- [STATED PROBLEM]: State how many lines of the entries below hold the word "займають"; reply with nothing but the number.

- [SUPPLIED RECORDS]:
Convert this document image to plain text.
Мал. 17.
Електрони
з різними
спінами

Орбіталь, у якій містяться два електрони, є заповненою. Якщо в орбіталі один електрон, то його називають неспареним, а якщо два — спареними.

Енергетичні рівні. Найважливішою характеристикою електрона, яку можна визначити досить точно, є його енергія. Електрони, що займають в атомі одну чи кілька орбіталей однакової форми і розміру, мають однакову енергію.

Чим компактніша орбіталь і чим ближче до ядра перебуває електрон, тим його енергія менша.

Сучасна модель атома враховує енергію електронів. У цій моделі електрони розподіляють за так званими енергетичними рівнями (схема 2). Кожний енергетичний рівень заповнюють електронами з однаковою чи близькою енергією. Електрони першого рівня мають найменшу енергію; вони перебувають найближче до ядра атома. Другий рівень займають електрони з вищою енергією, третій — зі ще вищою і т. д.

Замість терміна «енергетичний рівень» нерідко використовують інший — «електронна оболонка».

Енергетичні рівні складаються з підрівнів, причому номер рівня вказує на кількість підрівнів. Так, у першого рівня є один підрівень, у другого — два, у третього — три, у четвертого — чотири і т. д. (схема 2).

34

- [FINISHED ANSWER]: 2